REQUIRED WORK. State how many lines of the records contain the string "Maiya", and give no other information.

Dataset excerpts

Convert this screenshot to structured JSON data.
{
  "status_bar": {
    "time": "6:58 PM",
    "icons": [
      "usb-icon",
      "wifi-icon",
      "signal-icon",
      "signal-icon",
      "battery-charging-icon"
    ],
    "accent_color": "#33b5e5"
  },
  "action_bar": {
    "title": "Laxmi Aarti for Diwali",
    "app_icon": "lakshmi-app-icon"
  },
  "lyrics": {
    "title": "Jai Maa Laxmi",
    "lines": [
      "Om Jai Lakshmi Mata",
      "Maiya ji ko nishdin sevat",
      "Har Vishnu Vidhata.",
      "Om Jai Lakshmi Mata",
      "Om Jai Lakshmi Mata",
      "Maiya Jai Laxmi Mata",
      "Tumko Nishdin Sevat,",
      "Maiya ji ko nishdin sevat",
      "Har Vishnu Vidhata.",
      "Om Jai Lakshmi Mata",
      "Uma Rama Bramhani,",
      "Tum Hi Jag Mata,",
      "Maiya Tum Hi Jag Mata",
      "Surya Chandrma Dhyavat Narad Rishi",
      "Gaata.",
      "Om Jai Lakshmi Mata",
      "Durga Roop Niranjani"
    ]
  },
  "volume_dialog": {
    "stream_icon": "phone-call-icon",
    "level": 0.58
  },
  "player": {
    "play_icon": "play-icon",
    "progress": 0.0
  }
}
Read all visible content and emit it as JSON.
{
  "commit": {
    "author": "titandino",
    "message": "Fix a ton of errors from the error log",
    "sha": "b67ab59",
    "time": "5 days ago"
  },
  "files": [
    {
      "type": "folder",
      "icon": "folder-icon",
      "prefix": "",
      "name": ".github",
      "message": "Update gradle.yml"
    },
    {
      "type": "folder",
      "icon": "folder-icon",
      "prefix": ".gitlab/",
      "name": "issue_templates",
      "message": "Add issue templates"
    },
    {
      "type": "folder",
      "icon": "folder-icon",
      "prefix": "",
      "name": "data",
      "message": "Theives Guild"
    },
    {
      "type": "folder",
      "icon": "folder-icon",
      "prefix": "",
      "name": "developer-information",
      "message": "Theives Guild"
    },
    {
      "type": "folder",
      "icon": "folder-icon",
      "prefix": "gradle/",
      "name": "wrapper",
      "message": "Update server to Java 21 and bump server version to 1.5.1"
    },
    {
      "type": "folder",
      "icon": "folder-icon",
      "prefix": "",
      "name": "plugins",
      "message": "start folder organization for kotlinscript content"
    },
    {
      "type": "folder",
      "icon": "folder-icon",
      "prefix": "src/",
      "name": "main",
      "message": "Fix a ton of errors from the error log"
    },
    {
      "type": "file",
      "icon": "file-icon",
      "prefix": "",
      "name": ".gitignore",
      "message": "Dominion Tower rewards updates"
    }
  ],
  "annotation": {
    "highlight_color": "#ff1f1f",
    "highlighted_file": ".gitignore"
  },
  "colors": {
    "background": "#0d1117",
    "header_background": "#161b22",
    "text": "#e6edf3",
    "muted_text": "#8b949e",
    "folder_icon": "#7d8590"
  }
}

ANSWER TO THE PROBLEM. 4